start DATA SHOWN

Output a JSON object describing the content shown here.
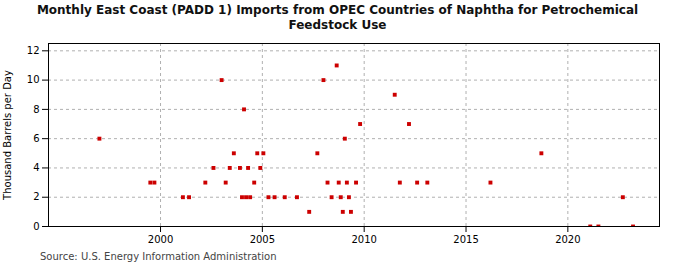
{
  "chart_data": {
    "type": "scatter",
    "title": "Monthly East Coast (PADD 1) Imports from OPEC Countries of Naphtha for Petrochemical\nFeedstock Use",
    "ylabel": "Thousand Barrels per Day",
    "caption": "Source: U.S. Energy Information Administration",
    "x": [
      1997.0,
      1999.5,
      1999.7,
      2001.1,
      2001.4,
      2002.2,
      2002.6,
      2003.0,
      2003.2,
      2003.4,
      2003.6,
      2003.9,
      2004.0,
      2004.1,
      2004.2,
      2004.3,
      2004.4,
      2004.6,
      2004.75,
      2004.9,
      2005.05,
      2005.3,
      2005.6,
      2006.1,
      2006.7,
      2007.3,
      2007.7,
      2008.0,
      2008.2,
      2008.4,
      2008.65,
      2008.75,
      2008.85,
      2008.95,
      2009.05,
      2009.15,
      2009.25,
      2009.35,
      2009.6,
      2009.8,
      2011.5,
      2011.75,
      2012.2,
      2012.6,
      2013.1,
      2016.2,
      2018.7,
      2021.1,
      2021.5,
      2022.7,
      2023.2
    ],
    "values": [
      6.0,
      3.0,
      3.0,
      2.0,
      2.0,
      3.0,
      4.0,
      10.0,
      3.0,
      4.0,
      5.0,
      4.0,
      2.0,
      8.0,
      2.0,
      4.0,
      2.0,
      3.0,
      5.0,
      4.0,
      5.0,
      2.0,
      2.0,
      2.0,
      2.0,
      1.0,
      5.0,
      10.0,
      3.0,
      2.0,
      11.0,
      3.0,
      2.0,
      1.0,
      6.0,
      3.0,
      2.0,
      1.0,
      3.0,
      7.0,
      9.0,
      3.0,
      7.0,
      3.0,
      3.0,
      3.0,
      5.0,
      0.0,
      0.0,
      2.0,
      0.0
    ],
    "color": "#cc0000",
    "marker": "square",
    "xlim": [
      1994.5,
      2024.5
    ],
    "ylim": [
      0,
      12.5
    ],
    "xticks": [
      2000,
      2005,
      2010,
      2015,
      2020
    ],
    "yticks": [
      0,
      2,
      4,
      6,
      8,
      10,
      12
    ],
    "grid": true
  }
}
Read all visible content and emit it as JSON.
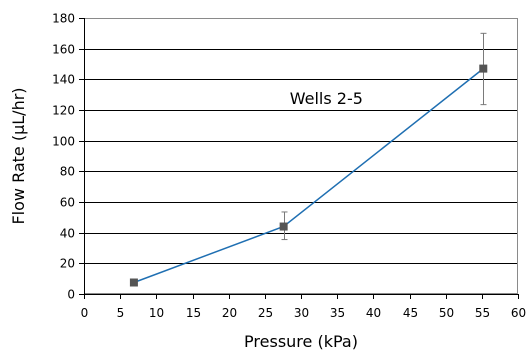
{
  "chart_data": {
    "type": "line",
    "title": "",
    "annotation": "Wells 2-5",
    "xlabel": "Pressure (kPa)",
    "ylabel": "Flow Rate (µL/hr)",
    "xlim": [
      0,
      60
    ],
    "ylim": [
      0,
      180
    ],
    "xticks": [
      0,
      5,
      10,
      15,
      20,
      25,
      30,
      35,
      40,
      45,
      50,
      55,
      60
    ],
    "yticks": [
      0,
      20,
      40,
      60,
      80,
      100,
      120,
      140,
      160,
      180
    ],
    "grid": "horizontal",
    "legend": "none",
    "series": [
      {
        "x": [
          6.9,
          27.6,
          55.2
        ],
        "y": [
          7.5,
          44,
          147
        ],
        "error_y": [
          [
            7.5,
            7.5
          ],
          [
            35.5,
            53.5
          ],
          [
            123.5,
            170
          ]
        ],
        "line_color": "#1f6fb2",
        "marker_color": "#555555",
        "marker": "square"
      }
    ]
  }
}
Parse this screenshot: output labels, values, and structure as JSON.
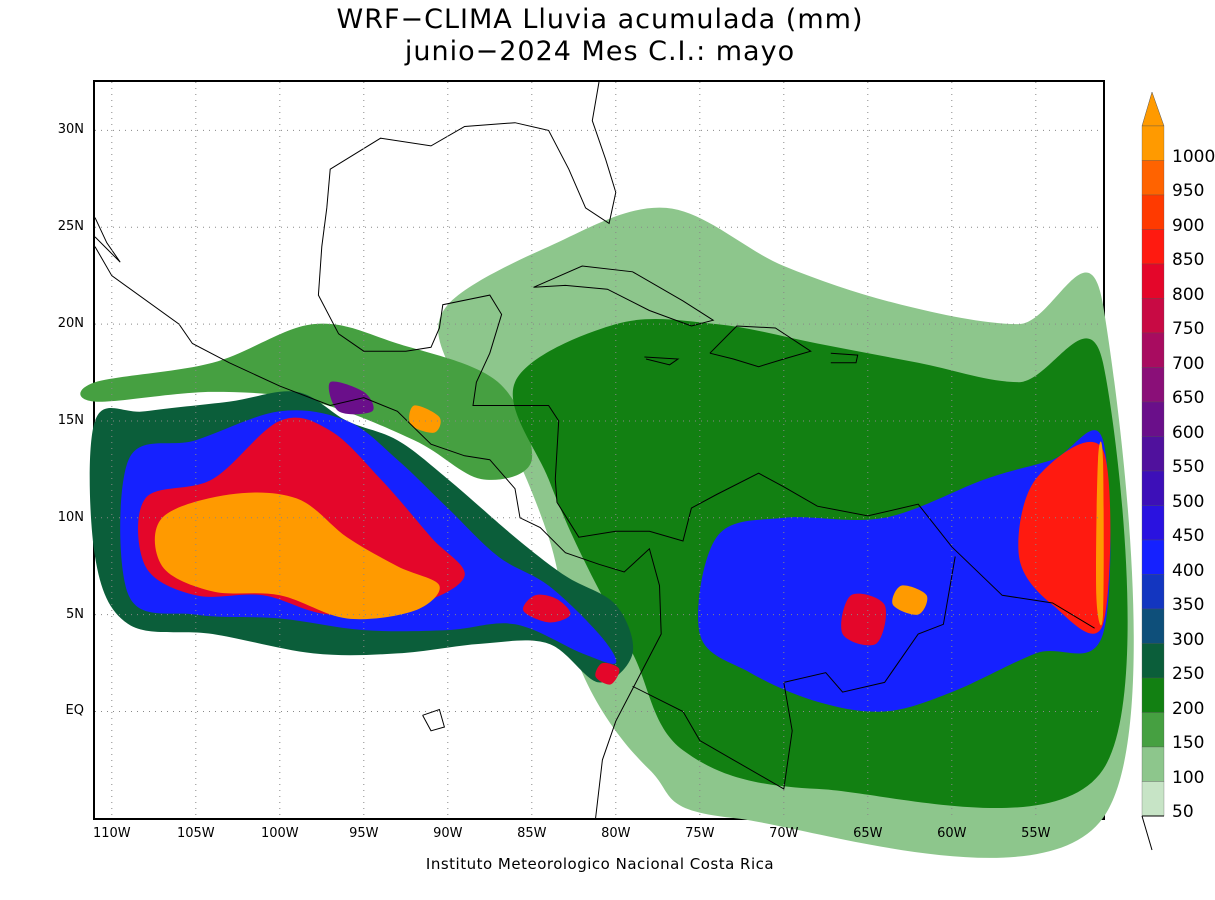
{
  "title": {
    "line1": "WRF−CLIMA Lluvia acumulada (mm)",
    "line2": "junio−2024 Mes C.I.: mayo"
  },
  "credit": "Instituto Meteorologico Nacional Costa Rica",
  "map": {
    "projection": "lat-lon",
    "lon_range": [
      -111,
      -51
    ],
    "lat_range": [
      -5.5,
      32.5
    ],
    "grid": "dotted",
    "lat_ticks": [
      {
        "lat": 30,
        "label": "30N"
      },
      {
        "lat": 25,
        "label": "25N"
      },
      {
        "lat": 20,
        "label": "20N"
      },
      {
        "lat": 15,
        "label": "15N"
      },
      {
        "lat": 10,
        "label": "10N"
      },
      {
        "lat": 5,
        "label": "5N"
      },
      {
        "lat": 0,
        "label": "EQ"
      }
    ],
    "lon_ticks": [
      {
        "lon": -110,
        "label": "110W"
      },
      {
        "lon": -105,
        "label": "105W"
      },
      {
        "lon": -100,
        "label": "100W"
      },
      {
        "lon": -95,
        "label": "95W"
      },
      {
        "lon": -90,
        "label": "90W"
      },
      {
        "lon": -85,
        "label": "85W"
      },
      {
        "lon": -80,
        "label": "80W"
      },
      {
        "lon": -75,
        "label": "75W"
      },
      {
        "lon": -70,
        "label": "70W"
      },
      {
        "lon": -65,
        "label": "65W"
      },
      {
        "lon": -60,
        "label": "60W"
      },
      {
        "lon": -55,
        "label": "55W"
      }
    ]
  },
  "colorbar": {
    "unit": "mm",
    "levels": [
      {
        "label": "50",
        "color": "#c7e4c6"
      },
      {
        "label": "100",
        "color": "#8dc68c"
      },
      {
        "label": "150",
        "color": "#46a041"
      },
      {
        "label": "200",
        "color": "#128012"
      },
      {
        "label": "250",
        "color": "#0b5e3a"
      },
      {
        "label": "300",
        "color": "#0e4f7a"
      },
      {
        "label": "350",
        "color": "#1336c0"
      },
      {
        "label": "400",
        "color": "#1521ff"
      },
      {
        "label": "450",
        "color": "#2a12e0"
      },
      {
        "label": "500",
        "color": "#3d0fb8"
      },
      {
        "label": "550",
        "color": "#50119d"
      },
      {
        "label": "600",
        "color": "#6a0f8a"
      },
      {
        "label": "650",
        "color": "#8a0f78"
      },
      {
        "label": "700",
        "color": "#a80c60"
      },
      {
        "label": "750",
        "color": "#c80a44"
      },
      {
        "label": "800",
        "color": "#e4062a"
      },
      {
        "label": "850",
        "color": "#ff1a10"
      },
      {
        "label": "900",
        "color": "#ff3a00"
      },
      {
        "label": "950",
        "color": "#ff6300"
      },
      {
        "label": "1000",
        "color": "#ff9a00"
      }
    ]
  },
  "rain_fields": [
    {
      "name": "itcz-pacific-outer",
      "level": 4,
      "points": [
        [
          -111,
          15
        ],
        [
          -108,
          15.5
        ],
        [
          -103,
          16
        ],
        [
          -99,
          16.5
        ],
        [
          -96,
          15
        ],
        [
          -93,
          14
        ],
        [
          -90,
          12
        ],
        [
          -86,
          9
        ],
        [
          -83,
          7
        ],
        [
          -80,
          5.5
        ],
        [
          -79,
          3
        ],
        [
          -81,
          1.5
        ],
        [
          -84,
          3.5
        ],
        [
          -88,
          3.5
        ],
        [
          -93,
          3
        ],
        [
          -98,
          3
        ],
        [
          -104,
          4
        ],
        [
          -109,
          4.5
        ],
        [
          -111,
          8
        ]
      ]
    },
    {
      "name": "itcz-pacific-blue",
      "level": 7,
      "points": [
        [
          -109,
          13
        ],
        [
          -105,
          14
        ],
        [
          -100,
          15.5
        ],
        [
          -96,
          15
        ],
        [
          -93,
          13
        ],
        [
          -90,
          10.5
        ],
        [
          -87,
          8
        ],
        [
          -84,
          6.5
        ],
        [
          -81,
          4
        ],
        [
          -80,
          2.5
        ],
        [
          -82,
          3
        ],
        [
          -86,
          4.5
        ],
        [
          -90,
          4.2
        ],
        [
          -95,
          4.2
        ],
        [
          -100,
          4.8
        ],
        [
          -105,
          5
        ],
        [
          -109,
          6
        ]
      ]
    },
    {
      "name": "itcz-pacific-red",
      "level": 15,
      "points": [
        [
          -108,
          11
        ],
        [
          -104,
          12
        ],
        [
          -100,
          15
        ],
        [
          -97,
          14.5
        ],
        [
          -94,
          12
        ],
        [
          -91,
          9
        ],
        [
          -89,
          7
        ],
        [
          -92,
          5.5
        ],
        [
          -97,
          5
        ],
        [
          -101,
          6
        ],
        [
          -105,
          6
        ],
        [
          -108,
          7.5
        ]
      ]
    },
    {
      "name": "itcz-pacific-orange",
      "level": 19,
      "points": [
        [
          -107,
          10
        ],
        [
          -103,
          11.2
        ],
        [
          -99,
          11
        ],
        [
          -96,
          9
        ],
        [
          -93,
          7.5
        ],
        [
          -90.5,
          6.5
        ],
        [
          -92,
          5.2
        ],
        [
          -96,
          4.8
        ],
        [
          -100,
          6
        ],
        [
          -104,
          6.2
        ],
        [
          -107,
          7.5
        ]
      ]
    },
    {
      "name": "costa-rica-blob",
      "level": 15,
      "points": [
        [
          -84.8,
          6
        ],
        [
          -83.5,
          5.8
        ],
        [
          -82.7,
          5
        ],
        [
          -84,
          4.6
        ],
        [
          -85.5,
          5.2
        ]
      ]
    },
    {
      "name": "panama-blob",
      "level": 15,
      "points": [
        [
          -80.8,
          2.5
        ],
        [
          -79.8,
          2.2
        ],
        [
          -80.3,
          1.4
        ],
        [
          -81.2,
          1.8
        ]
      ]
    },
    {
      "name": "guatemala-coast-blob",
      "level": 19,
      "points": [
        [
          -92,
          15.8
        ],
        [
          -90.5,
          15.2
        ],
        [
          -90.8,
          14.4
        ],
        [
          -92.2,
          14.8
        ]
      ]
    },
    {
      "name": "mexico-south-blob",
      "level": 11,
      "points": [
        [
          -97,
          17
        ],
        [
          -95,
          16.5
        ],
        [
          -94.5,
          15.5
        ],
        [
          -96.5,
          15.5
        ]
      ]
    },
    {
      "name": "caribbean-broad-green",
      "level": 1,
      "points": [
        [
          -90,
          21
        ],
        [
          -84,
          24
        ],
        [
          -77,
          26
        ],
        [
          -70,
          23
        ],
        [
          -63,
          21
        ],
        [
          -56,
          20
        ],
        [
          -51,
          21
        ],
        [
          -51,
          -5.5
        ],
        [
          -73,
          -5.5
        ],
        [
          -78,
          -3
        ],
        [
          -82,
          2
        ],
        [
          -84,
          9
        ],
        [
          -87,
          15
        ],
        [
          -90,
          18
        ]
      ]
    },
    {
      "name": "caribbean-mid-green",
      "level": 3,
      "points": [
        [
          -86,
          17
        ],
        [
          -80,
          20
        ],
        [
          -74,
          20
        ],
        [
          -68,
          19
        ],
        [
          -62,
          18
        ],
        [
          -56,
          17
        ],
        [
          -51,
          18
        ],
        [
          -51,
          -3
        ],
        [
          -68,
          -4
        ],
        [
          -76,
          -2
        ],
        [
          -79,
          3
        ],
        [
          -82,
          8
        ],
        [
          -84,
          12
        ]
      ]
    },
    {
      "name": "south-america-blue",
      "level": 7,
      "points": [
        [
          -74,
          9
        ],
        [
          -70,
          10
        ],
        [
          -64,
          10
        ],
        [
          -58,
          12
        ],
        [
          -54,
          13
        ],
        [
          -51,
          14
        ],
        [
          -51,
          4
        ],
        [
          -55,
          3
        ],
        [
          -60,
          1
        ],
        [
          -64,
          0
        ],
        [
          -68,
          0.5
        ],
        [
          -72,
          2
        ],
        [
          -75,
          4
        ]
      ]
    },
    {
      "name": "atlantic-itcz-red",
      "level": 16,
      "points": [
        [
          -55,
          12
        ],
        [
          -51,
          13.5
        ],
        [
          -51,
          4.5
        ],
        [
          -54,
          5.5
        ],
        [
          -56,
          8
        ]
      ]
    },
    {
      "name": "atlantic-edge-orange",
      "level": 19,
      "points": [
        [
          -51.3,
          13
        ],
        [
          -51,
          13
        ],
        [
          -51,
          5
        ],
        [
          -51.4,
          6
        ]
      ]
    },
    {
      "name": "venezuela-orange",
      "level": 19,
      "points": [
        [
          -63,
          6.5
        ],
        [
          -61.5,
          6
        ],
        [
          -62,
          5
        ],
        [
          -63.5,
          5.5
        ]
      ]
    },
    {
      "name": "venezuela-red",
      "level": 15,
      "points": [
        [
          -66,
          6
        ],
        [
          -64,
          5.5
        ],
        [
          -64.5,
          3.5
        ],
        [
          -66.5,
          4
        ]
      ]
    },
    {
      "name": "east-pacific-green",
      "level": 2,
      "points": [
        [
          -111,
          17
        ],
        [
          -104,
          18
        ],
        [
          -98,
          20
        ],
        [
          -93,
          19
        ],
        [
          -87,
          17
        ],
        [
          -85,
          13
        ],
        [
          -88,
          12
        ],
        [
          -92,
          14
        ],
        [
          -98,
          16
        ],
        [
          -104,
          16.5
        ],
        [
          -111,
          16
        ]
      ]
    }
  ],
  "coastlines": [
    {
      "name": "mexico-gulf-coast",
      "points": [
        [
          -97.2,
          26
        ],
        [
          -97.5,
          24
        ],
        [
          -97.7,
          21.5
        ],
        [
          -96.5,
          19.5
        ],
        [
          -95,
          18.6
        ],
        [
          -92.5,
          18.6
        ],
        [
          -91,
          18.8
        ],
        [
          -90.5,
          19.8
        ],
        [
          -90.3,
          21
        ],
        [
          -87.5,
          21.5
        ],
        [
          -86.8,
          20.5
        ],
        [
          -87.5,
          18.5
        ],
        [
          -88.3,
          17
        ],
        [
          -88.5,
          15.8
        ],
        [
          -87,
          15.8
        ],
        [
          -84,
          15.8
        ],
        [
          -83.4,
          15
        ],
        [
          -83.6,
          12
        ],
        [
          -83.5,
          10.8
        ],
        [
          -82.2,
          9
        ],
        [
          -80,
          9.3
        ],
        [
          -78,
          9.3
        ],
        [
          -76,
          8.8
        ],
        [
          -75.5,
          10.5
        ],
        [
          -74,
          11.2
        ],
        [
          -71.5,
          12.3
        ],
        [
          -70,
          11.6
        ],
        [
          -68,
          10.6
        ],
        [
          -65,
          10.1
        ],
        [
          -62,
          10.7
        ],
        [
          -60,
          8.5
        ],
        [
          -57,
          6
        ],
        [
          -54,
          5.6
        ],
        [
          -51.5,
          4.3
        ]
      ]
    },
    {
      "name": "pacific-coast",
      "points": [
        [
          -111,
          24
        ],
        [
          -110,
          22.5
        ],
        [
          -106,
          20
        ],
        [
          -105.2,
          19
        ],
        [
          -103,
          18
        ],
        [
          -100,
          16.8
        ],
        [
          -97,
          15.8
        ],
        [
          -95,
          16.2
        ],
        [
          -93,
          15.5
        ],
        [
          -91,
          13.8
        ],
        [
          -89,
          13.2
        ],
        [
          -87.5,
          13
        ],
        [
          -86,
          11.5
        ],
        [
          -85.7,
          10
        ],
        [
          -84.5,
          9.5
        ],
        [
          -83,
          8.2
        ],
        [
          -81,
          7.6
        ],
        [
          -79.5,
          7.2
        ],
        [
          -78,
          8.4
        ],
        [
          -77.4,
          6.5
        ],
        [
          -77.3,
          4
        ],
        [
          -78.8,
          1.5
        ],
        [
          -80,
          -0.5
        ],
        [
          -80.8,
          -2.5
        ],
        [
          -81.2,
          -5.5
        ]
      ]
    },
    {
      "name": "us-gulf-coast",
      "points": [
        [
          -97.2,
          26
        ],
        [
          -97,
          28
        ],
        [
          -94,
          29.6
        ],
        [
          -91,
          29.2
        ],
        [
          -89,
          30.2
        ],
        [
          -86,
          30.4
        ],
        [
          -84,
          30
        ],
        [
          -82.8,
          28
        ],
        [
          -81.8,
          26
        ],
        [
          -80.4,
          25.2
        ],
        [
          -80,
          26.8
        ],
        [
          -80.6,
          28.5
        ],
        [
          -81.4,
          30.5
        ],
        [
          -81,
          32.5
        ]
      ]
    },
    {
      "name": "baja-california",
      "points": [
        [
          -111,
          24.5
        ],
        [
          -109.5,
          23.2
        ],
        [
          -110.3,
          24.2
        ],
        [
          -111,
          25.5
        ]
      ]
    },
    {
      "name": "cuba",
      "points": [
        [
          -84.9,
          21.9
        ],
        [
          -82,
          23
        ],
        [
          -79,
          22.7
        ],
        [
          -76,
          21.2
        ],
        [
          -74.2,
          20.2
        ],
        [
          -75.5,
          19.9
        ],
        [
          -78,
          20.7
        ],
        [
          -80.5,
          21.8
        ],
        [
          -83,
          22
        ],
        [
          -84.9,
          21.9
        ]
      ]
    },
    {
      "name": "hispaniola",
      "points": [
        [
          -74.4,
          18.5
        ],
        [
          -72.8,
          19.9
        ],
        [
          -70.5,
          19.8
        ],
        [
          -68.4,
          18.6
        ],
        [
          -70,
          18.2
        ],
        [
          -71.5,
          17.8
        ],
        [
          -73,
          18.2
        ],
        [
          -74.4,
          18.5
        ]
      ]
    },
    {
      "name": "jamaica",
      "points": [
        [
          -78.3,
          18.3
        ],
        [
          -76.3,
          18.2
        ],
        [
          -76.8,
          17.9
        ],
        [
          -78.2,
          18.2
        ]
      ]
    },
    {
      "name": "puerto-rico",
      "points": [
        [
          -67.2,
          18.5
        ],
        [
          -65.6,
          18.4
        ],
        [
          -65.7,
          18
        ],
        [
          -67.2,
          18
        ]
      ]
    },
    {
      "name": "galapagos",
      "points": [
        [
          -91.5,
          -0.2
        ],
        [
          -90.5,
          0.1
        ],
        [
          -90.2,
          -0.8
        ],
        [
          -91,
          -1
        ],
        [
          -91.5,
          -0.2
        ]
      ]
    },
    {
      "name": "south-america-border",
      "points": [
        [
          -79,
          1.3
        ],
        [
          -76,
          0
        ],
        [
          -75,
          -1.5
        ],
        [
          -73,
          -2.5
        ],
        [
          -70,
          -4
        ],
        [
          -69.5,
          -1
        ],
        [
          -70,
          1.5
        ],
        [
          -67.5,
          2
        ],
        [
          -66.5,
          1
        ],
        [
          -64,
          1.5
        ],
        [
          -62,
          4
        ],
        [
          -60.5,
          4.5
        ],
        [
          -59.8,
          8
        ]
      ]
    }
  ]
}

end DATA SHOWN

PROBLEM: Pick out the lines containing the string "america".

THE ANSWER:
      "name": "south-america-blue",
      "name": "south-america-border",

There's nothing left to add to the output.